Find how many lines of the listing include the string "etiam", and report only that figure.

Collection entries
◇ ◇ ◇ ◇ ◇ ◇ ◇

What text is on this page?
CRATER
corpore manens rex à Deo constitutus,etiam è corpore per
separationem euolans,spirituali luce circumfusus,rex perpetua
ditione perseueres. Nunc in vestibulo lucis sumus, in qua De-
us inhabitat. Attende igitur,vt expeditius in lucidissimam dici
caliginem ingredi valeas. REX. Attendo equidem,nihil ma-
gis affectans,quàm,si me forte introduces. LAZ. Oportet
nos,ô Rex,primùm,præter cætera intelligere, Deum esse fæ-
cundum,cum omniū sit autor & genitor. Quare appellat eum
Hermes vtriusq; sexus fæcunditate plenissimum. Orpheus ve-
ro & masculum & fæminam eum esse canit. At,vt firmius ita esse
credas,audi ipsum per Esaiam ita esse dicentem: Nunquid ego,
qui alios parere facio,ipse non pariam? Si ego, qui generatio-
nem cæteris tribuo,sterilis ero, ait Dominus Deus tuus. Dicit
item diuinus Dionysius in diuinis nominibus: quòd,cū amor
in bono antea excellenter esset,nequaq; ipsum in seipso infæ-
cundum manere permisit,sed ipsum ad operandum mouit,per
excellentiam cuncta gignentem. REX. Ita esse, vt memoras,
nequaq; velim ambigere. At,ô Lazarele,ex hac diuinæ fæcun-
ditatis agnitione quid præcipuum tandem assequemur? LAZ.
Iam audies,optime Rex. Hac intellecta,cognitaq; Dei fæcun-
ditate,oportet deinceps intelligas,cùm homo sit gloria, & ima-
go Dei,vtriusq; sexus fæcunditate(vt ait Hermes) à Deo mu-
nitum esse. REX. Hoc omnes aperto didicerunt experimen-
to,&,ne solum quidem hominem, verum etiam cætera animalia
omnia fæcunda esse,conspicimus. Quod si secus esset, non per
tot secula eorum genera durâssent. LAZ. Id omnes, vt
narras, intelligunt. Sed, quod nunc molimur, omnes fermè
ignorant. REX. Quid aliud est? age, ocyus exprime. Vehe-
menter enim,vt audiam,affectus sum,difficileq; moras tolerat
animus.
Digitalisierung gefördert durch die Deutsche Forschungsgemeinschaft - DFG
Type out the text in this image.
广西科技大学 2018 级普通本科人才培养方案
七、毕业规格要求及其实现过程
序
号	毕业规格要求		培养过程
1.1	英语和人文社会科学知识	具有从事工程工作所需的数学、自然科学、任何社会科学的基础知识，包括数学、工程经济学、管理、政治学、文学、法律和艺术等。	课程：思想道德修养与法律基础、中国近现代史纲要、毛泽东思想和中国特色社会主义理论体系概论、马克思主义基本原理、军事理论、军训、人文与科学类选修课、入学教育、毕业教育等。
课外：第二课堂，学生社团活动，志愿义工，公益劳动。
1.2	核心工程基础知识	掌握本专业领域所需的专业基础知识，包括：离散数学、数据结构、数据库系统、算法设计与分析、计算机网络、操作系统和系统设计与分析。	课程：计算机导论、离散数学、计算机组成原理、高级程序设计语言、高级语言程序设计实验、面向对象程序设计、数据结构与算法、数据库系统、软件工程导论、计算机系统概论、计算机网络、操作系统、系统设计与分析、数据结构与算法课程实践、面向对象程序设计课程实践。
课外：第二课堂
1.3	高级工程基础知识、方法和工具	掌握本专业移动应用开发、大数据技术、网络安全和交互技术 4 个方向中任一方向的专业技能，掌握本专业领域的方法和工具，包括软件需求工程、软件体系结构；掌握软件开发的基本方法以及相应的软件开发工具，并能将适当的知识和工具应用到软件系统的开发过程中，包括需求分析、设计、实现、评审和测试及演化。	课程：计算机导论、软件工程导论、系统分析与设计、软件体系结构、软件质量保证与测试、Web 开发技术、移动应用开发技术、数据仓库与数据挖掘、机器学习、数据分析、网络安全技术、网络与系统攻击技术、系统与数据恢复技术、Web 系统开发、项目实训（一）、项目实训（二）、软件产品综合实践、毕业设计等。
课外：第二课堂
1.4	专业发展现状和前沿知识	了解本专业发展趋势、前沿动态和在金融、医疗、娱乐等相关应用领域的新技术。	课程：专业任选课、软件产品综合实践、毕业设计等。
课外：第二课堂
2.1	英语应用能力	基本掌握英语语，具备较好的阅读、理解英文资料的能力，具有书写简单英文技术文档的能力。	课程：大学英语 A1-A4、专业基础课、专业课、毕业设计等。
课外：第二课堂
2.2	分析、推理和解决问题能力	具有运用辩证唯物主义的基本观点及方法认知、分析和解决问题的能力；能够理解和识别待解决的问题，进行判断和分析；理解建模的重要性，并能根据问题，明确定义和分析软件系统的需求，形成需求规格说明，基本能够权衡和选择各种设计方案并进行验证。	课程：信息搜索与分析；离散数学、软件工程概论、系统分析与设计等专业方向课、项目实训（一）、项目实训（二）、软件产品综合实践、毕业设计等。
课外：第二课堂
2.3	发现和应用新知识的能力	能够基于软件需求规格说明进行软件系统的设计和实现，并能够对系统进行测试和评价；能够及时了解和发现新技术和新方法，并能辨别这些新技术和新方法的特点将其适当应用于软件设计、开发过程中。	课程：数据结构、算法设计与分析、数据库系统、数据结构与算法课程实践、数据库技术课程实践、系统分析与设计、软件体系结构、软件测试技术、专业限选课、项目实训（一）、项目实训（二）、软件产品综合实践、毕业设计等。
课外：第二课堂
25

◇ ◇ ◇ ◇ ◇ ◇ ◇

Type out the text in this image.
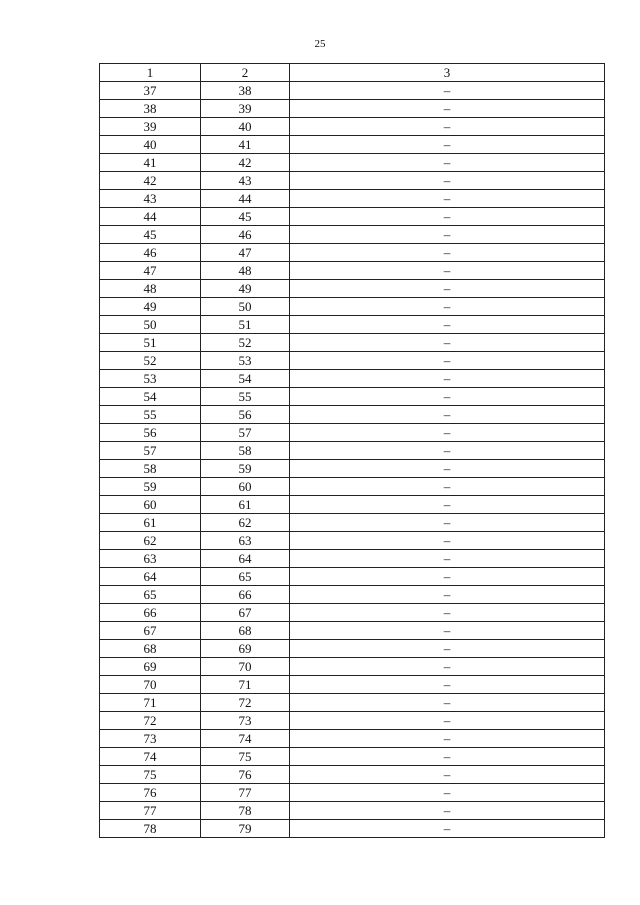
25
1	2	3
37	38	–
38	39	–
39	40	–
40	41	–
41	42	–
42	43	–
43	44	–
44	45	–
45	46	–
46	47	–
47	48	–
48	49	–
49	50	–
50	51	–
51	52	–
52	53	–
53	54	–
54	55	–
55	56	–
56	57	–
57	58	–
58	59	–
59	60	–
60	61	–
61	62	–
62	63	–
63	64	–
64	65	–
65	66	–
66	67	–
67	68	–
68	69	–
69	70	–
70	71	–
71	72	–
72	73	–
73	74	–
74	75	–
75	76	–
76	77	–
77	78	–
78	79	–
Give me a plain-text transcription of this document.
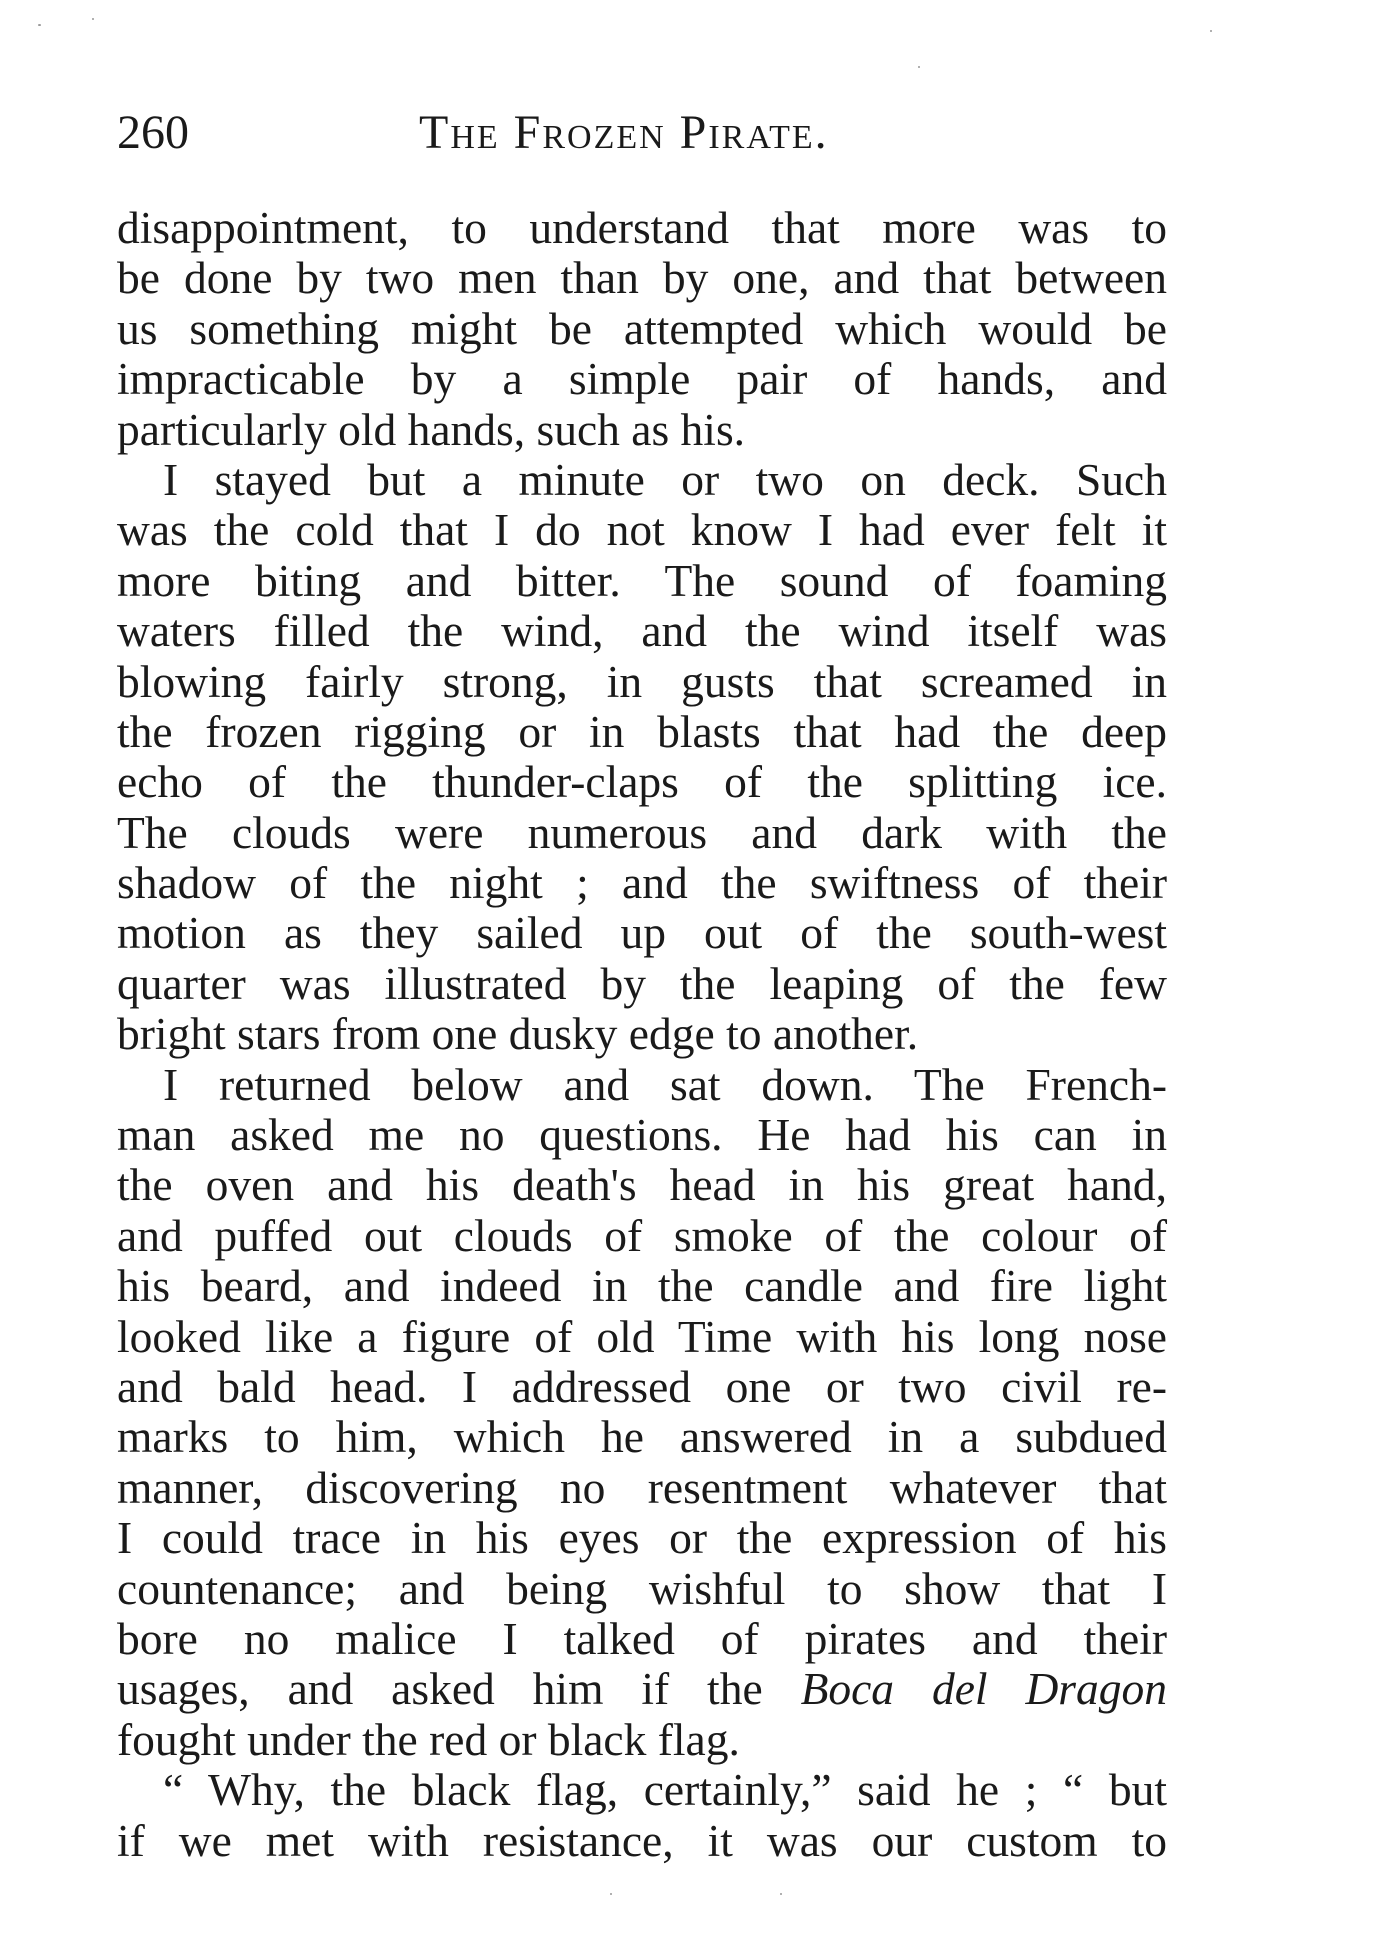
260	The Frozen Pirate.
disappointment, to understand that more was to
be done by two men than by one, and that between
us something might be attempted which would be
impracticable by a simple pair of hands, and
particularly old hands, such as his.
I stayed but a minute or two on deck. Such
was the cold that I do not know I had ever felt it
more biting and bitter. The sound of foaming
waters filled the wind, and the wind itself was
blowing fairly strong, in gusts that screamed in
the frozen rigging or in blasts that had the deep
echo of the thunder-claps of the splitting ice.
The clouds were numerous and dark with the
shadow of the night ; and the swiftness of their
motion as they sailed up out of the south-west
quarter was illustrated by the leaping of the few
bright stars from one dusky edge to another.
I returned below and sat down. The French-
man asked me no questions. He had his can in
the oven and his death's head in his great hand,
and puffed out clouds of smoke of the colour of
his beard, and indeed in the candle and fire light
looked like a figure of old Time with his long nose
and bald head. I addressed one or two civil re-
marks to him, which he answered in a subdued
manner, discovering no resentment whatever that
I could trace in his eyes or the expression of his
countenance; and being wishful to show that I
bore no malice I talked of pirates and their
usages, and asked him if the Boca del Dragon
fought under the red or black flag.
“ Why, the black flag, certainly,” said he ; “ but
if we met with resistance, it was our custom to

◇ ◇ ◇ ◇ ◇ ◇ ◇

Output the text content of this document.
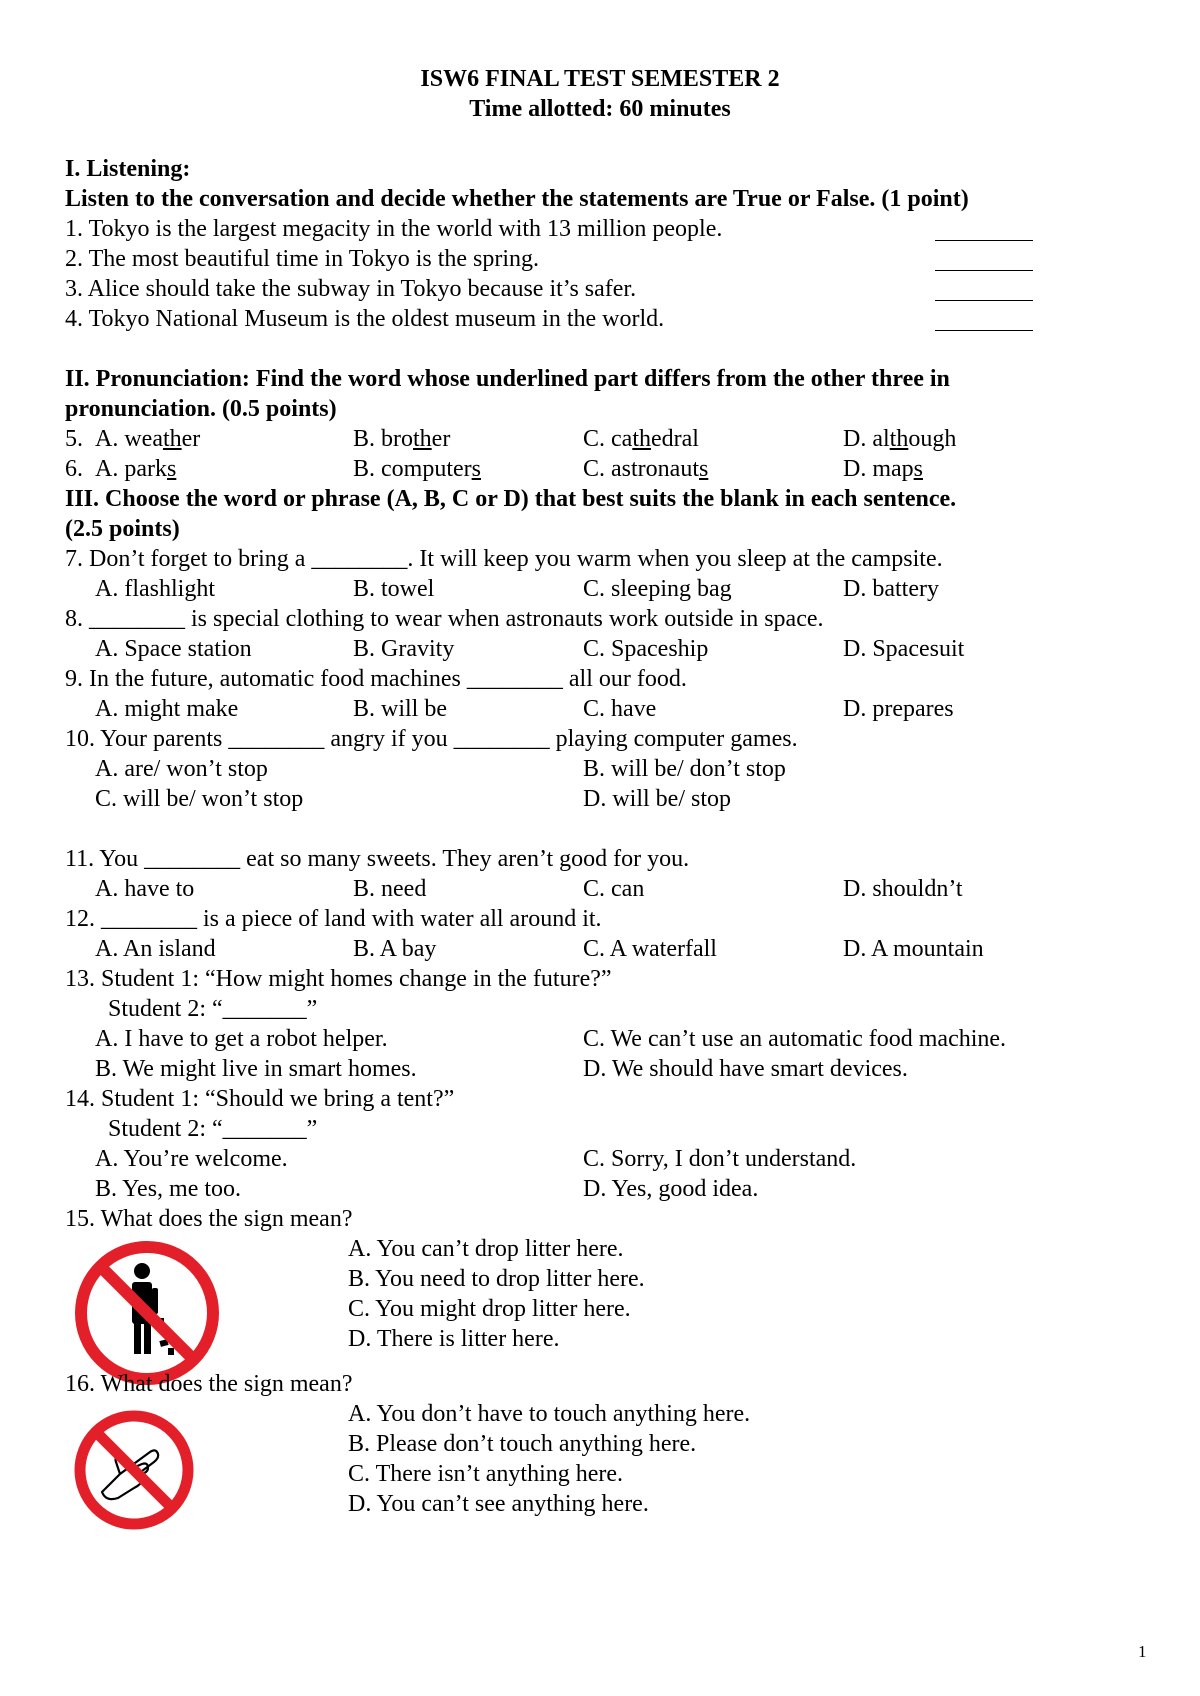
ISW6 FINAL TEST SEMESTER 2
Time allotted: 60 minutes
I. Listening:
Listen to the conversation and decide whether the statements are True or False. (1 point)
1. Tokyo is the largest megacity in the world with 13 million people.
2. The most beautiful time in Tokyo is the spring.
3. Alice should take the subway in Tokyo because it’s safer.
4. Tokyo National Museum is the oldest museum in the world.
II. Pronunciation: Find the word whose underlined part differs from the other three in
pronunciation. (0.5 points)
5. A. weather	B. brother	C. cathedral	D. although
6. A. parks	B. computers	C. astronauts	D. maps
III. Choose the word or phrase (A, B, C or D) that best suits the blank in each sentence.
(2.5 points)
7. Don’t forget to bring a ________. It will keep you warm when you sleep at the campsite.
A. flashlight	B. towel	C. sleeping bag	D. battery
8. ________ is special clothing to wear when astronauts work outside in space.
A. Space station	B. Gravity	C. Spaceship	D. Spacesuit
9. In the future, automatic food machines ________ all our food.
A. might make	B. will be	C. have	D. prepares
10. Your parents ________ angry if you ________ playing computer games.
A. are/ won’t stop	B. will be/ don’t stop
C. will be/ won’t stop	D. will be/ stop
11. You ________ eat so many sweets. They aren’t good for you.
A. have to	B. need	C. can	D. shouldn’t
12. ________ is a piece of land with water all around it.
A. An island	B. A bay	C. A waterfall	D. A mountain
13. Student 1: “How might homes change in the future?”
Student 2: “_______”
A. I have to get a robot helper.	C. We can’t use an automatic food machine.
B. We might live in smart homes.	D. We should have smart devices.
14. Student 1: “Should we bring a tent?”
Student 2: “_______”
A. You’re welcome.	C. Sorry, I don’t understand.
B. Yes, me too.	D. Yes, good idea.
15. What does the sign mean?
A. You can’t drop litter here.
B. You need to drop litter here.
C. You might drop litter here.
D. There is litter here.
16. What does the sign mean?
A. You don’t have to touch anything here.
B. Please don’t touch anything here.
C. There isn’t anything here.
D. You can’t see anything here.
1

◇ ◇ ◇ ◇ ◇ ◇ ◇

— RESPONSE TO THE TASK —
2